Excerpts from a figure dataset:
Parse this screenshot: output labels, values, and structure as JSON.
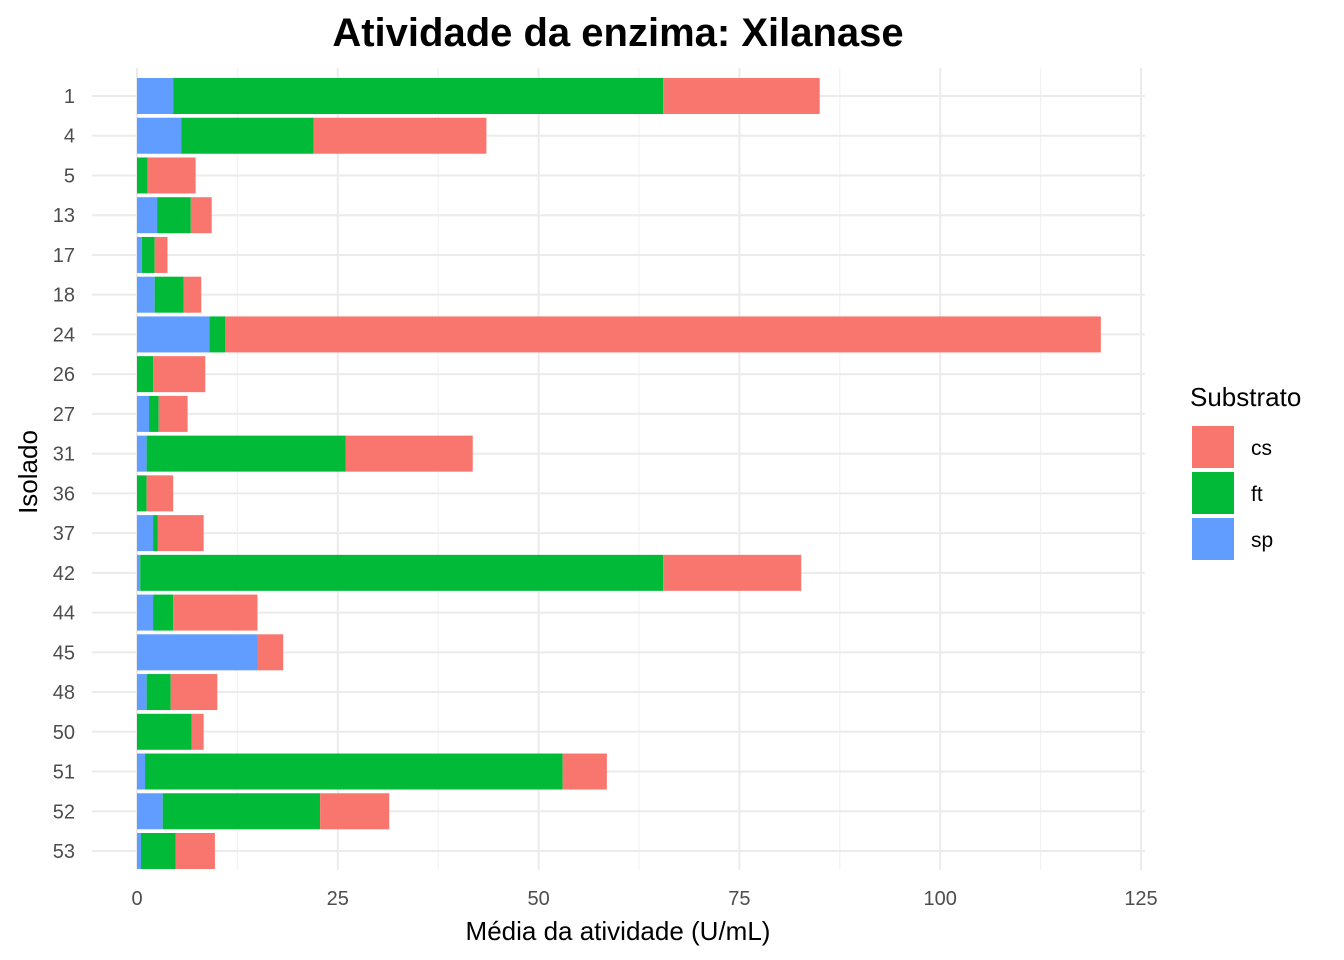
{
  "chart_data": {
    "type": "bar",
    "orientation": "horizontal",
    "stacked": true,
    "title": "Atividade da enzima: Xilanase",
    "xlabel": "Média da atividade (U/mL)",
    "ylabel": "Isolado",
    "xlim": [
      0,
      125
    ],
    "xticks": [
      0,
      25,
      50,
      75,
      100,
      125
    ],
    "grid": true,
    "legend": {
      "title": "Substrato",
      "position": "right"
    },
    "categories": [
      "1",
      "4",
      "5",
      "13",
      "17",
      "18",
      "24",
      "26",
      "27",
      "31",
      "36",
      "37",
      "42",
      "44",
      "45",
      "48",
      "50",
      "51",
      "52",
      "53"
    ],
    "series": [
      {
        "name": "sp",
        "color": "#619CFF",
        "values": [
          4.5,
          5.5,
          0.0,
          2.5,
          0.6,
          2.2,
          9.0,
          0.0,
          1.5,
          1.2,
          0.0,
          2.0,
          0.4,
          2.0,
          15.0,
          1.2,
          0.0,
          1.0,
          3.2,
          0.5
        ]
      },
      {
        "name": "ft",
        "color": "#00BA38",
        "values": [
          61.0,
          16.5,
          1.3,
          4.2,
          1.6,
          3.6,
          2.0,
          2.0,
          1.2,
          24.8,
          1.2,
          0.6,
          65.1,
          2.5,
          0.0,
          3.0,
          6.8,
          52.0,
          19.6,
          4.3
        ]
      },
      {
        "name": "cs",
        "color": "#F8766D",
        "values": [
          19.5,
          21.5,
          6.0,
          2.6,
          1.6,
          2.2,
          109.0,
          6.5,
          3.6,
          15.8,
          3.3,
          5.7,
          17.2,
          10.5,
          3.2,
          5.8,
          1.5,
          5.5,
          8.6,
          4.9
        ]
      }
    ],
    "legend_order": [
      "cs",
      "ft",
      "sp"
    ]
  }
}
--
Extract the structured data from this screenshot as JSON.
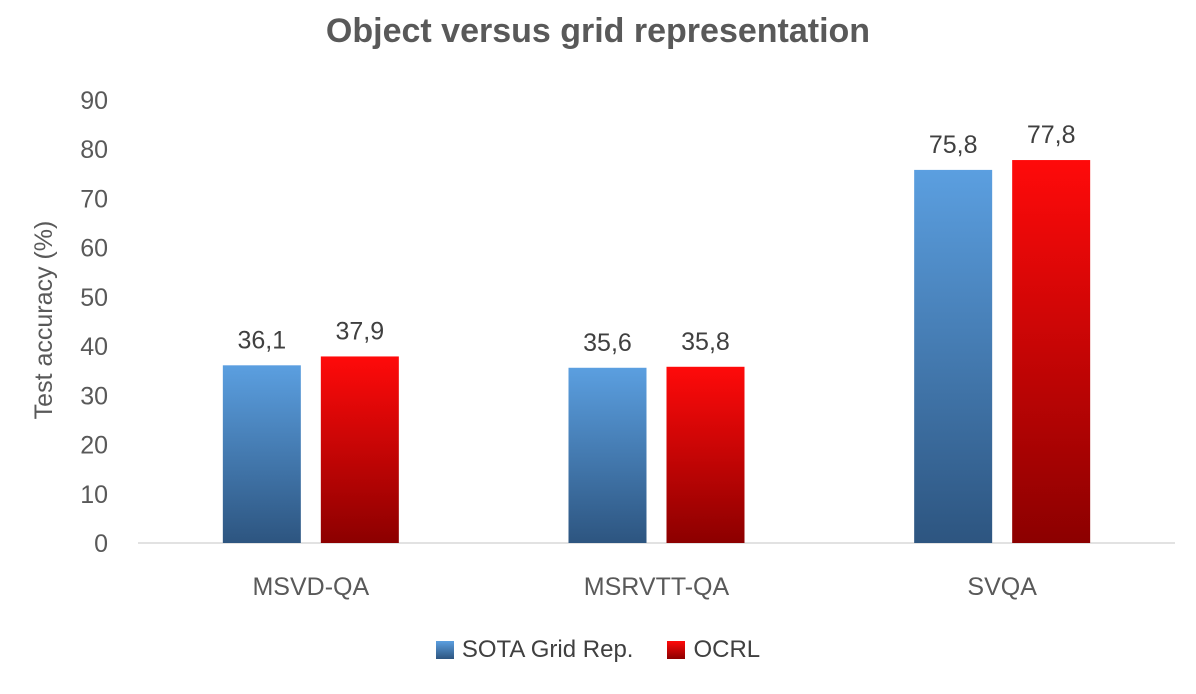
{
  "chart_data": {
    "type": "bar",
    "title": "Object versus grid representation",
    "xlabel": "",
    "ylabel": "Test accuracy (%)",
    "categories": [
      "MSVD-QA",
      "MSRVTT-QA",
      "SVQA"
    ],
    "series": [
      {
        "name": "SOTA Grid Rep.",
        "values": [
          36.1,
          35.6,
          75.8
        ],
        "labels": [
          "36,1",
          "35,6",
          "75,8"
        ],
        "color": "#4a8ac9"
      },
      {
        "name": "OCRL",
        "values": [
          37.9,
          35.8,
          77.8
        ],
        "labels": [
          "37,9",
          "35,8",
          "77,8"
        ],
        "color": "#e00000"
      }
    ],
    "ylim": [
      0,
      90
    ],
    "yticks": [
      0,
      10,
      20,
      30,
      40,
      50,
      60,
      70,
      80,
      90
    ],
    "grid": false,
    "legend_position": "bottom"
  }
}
* * *
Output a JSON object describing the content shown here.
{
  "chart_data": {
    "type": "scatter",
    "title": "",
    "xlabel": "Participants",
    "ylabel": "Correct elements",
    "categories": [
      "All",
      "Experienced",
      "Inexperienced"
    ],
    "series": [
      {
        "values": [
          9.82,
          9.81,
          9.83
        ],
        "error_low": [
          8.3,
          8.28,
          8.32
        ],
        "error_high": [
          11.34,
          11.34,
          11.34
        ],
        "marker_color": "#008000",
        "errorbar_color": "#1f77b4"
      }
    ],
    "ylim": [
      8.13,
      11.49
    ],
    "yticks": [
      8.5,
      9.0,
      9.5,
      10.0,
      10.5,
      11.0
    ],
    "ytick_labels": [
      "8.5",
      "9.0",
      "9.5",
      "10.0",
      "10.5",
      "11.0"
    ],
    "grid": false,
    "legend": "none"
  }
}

Set exercise:
In the records above, how many lines hold the string "xlabel"? Reply with only the number.

Task result:
3